* **EXERCISE DIRECTIONS**
Find the lines holding "reviewed" and copy them.
─── THE INPUT ───
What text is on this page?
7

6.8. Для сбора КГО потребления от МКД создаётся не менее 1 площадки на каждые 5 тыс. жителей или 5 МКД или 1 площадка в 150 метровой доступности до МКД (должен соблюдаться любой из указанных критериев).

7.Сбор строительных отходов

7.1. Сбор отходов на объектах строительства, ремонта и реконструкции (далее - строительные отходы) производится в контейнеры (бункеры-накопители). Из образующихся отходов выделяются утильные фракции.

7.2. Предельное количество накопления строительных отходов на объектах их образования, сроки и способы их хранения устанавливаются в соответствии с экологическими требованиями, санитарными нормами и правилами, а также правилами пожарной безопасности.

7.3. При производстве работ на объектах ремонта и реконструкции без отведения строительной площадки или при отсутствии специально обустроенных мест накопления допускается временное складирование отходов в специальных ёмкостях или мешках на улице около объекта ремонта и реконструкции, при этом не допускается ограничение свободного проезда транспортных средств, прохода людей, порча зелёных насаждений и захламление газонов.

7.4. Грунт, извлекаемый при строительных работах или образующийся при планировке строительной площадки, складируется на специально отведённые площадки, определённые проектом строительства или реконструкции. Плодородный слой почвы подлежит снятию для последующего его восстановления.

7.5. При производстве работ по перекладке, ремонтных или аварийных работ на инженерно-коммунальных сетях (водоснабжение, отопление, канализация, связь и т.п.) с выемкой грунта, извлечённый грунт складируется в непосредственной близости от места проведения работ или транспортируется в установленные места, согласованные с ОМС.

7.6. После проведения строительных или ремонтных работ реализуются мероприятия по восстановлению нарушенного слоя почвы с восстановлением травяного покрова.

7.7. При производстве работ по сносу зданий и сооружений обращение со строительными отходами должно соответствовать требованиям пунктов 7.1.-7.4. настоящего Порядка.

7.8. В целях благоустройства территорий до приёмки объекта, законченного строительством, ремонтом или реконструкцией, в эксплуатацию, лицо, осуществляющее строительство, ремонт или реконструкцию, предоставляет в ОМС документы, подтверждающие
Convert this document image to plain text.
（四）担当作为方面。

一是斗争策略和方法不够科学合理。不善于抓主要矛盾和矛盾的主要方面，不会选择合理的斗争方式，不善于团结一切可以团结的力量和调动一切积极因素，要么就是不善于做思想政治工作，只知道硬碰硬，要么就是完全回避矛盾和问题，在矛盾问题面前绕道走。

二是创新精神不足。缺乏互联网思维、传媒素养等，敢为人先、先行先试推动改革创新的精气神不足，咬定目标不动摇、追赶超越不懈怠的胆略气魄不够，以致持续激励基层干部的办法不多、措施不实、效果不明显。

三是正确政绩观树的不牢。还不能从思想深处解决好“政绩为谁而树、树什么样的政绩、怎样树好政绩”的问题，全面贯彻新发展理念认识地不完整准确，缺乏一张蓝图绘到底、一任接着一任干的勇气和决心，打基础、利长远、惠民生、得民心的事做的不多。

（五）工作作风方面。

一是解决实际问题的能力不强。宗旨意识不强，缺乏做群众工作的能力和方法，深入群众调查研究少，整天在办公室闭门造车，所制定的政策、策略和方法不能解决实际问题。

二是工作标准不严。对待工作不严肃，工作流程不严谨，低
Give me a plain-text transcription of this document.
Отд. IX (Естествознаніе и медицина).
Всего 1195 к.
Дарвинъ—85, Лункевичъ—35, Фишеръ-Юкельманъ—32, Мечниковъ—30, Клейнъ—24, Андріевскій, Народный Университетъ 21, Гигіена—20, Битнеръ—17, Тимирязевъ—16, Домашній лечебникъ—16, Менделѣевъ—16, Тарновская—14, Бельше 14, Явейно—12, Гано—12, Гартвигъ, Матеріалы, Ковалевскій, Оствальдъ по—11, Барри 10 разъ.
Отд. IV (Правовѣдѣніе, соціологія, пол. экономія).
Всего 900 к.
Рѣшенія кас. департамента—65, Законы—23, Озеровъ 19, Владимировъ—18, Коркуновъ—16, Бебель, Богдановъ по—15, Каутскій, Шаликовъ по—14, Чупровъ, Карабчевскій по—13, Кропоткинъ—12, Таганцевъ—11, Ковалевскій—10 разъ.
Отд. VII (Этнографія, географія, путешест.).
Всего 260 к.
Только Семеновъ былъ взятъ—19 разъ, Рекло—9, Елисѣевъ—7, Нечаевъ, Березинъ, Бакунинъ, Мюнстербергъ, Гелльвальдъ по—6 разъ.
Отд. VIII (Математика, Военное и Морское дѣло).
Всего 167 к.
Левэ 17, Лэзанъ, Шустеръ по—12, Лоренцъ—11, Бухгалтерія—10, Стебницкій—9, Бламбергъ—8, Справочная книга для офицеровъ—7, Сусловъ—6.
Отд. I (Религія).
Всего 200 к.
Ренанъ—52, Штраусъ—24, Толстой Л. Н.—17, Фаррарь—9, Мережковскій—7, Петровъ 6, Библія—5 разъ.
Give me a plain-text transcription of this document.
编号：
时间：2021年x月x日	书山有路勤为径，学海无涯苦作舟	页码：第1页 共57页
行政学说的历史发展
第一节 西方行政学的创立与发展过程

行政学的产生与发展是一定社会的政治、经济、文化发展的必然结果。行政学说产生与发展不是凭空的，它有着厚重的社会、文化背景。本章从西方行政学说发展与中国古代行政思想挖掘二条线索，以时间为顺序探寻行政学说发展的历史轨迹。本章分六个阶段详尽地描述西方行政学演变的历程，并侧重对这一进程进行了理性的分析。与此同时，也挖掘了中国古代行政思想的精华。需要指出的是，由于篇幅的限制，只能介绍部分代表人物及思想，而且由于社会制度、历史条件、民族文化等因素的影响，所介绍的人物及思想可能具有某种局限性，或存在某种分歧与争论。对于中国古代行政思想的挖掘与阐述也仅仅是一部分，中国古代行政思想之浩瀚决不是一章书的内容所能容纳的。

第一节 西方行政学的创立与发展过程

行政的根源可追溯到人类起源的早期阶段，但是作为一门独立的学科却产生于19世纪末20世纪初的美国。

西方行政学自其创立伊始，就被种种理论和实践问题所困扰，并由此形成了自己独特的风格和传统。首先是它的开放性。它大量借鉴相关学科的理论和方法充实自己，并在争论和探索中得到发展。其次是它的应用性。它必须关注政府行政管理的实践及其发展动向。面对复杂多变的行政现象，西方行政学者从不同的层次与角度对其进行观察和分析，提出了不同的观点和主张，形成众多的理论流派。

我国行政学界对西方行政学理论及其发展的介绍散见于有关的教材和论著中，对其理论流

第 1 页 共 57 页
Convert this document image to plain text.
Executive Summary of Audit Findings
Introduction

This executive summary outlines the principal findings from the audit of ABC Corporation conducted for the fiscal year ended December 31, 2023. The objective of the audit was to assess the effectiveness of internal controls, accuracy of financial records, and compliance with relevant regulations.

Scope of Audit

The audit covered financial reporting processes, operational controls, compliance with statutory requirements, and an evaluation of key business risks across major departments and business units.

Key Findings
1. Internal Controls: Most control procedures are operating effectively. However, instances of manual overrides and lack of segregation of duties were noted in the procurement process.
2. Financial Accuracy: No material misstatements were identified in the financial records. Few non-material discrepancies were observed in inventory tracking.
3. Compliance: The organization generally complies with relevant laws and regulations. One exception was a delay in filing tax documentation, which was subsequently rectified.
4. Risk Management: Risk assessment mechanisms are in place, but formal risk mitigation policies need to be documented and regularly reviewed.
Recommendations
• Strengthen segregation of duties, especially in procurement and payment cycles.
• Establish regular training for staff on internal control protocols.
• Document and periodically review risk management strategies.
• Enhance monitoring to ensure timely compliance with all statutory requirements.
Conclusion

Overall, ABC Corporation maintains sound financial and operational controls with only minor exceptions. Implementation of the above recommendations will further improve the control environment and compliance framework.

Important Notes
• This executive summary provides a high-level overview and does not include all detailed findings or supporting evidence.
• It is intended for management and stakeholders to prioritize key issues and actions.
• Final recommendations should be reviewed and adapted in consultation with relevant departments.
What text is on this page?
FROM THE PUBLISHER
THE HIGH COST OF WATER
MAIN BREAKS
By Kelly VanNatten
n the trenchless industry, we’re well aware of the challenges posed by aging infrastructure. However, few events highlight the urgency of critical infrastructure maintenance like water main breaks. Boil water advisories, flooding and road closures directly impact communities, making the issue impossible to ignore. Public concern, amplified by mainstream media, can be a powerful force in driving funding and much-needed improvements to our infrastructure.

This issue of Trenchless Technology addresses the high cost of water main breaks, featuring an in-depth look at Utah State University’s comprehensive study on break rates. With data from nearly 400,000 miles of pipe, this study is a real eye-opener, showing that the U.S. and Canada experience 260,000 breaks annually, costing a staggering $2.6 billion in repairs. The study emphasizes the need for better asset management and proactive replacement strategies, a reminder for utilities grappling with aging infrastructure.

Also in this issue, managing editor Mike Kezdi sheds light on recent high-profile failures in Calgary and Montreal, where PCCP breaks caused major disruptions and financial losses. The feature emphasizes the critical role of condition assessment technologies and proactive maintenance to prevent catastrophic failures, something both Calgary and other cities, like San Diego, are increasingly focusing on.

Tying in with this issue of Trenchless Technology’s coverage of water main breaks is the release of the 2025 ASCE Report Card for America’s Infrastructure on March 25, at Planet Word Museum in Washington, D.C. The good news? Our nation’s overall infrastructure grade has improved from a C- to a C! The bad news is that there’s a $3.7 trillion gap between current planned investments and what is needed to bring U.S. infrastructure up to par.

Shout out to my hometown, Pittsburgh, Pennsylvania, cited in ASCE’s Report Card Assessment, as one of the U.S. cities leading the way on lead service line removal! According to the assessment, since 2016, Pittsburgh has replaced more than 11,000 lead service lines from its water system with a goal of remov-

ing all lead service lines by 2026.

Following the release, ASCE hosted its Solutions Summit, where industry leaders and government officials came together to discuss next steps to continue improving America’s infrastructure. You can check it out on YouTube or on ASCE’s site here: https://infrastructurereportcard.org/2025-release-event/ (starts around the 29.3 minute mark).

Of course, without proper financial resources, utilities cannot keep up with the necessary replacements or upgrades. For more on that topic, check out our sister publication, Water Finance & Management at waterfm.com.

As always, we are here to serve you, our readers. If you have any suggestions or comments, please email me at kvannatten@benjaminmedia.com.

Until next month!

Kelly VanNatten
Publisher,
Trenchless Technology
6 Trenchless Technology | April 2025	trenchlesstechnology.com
───
* **WRITTEN RESPONSE**
4. Risk Management: Risk assessment mechanisms are in place, but formal risk mitigation policies need to be documented and regularly reviewed.
• Final recommendations should be reviewed and adapted in consultation with relevant departments.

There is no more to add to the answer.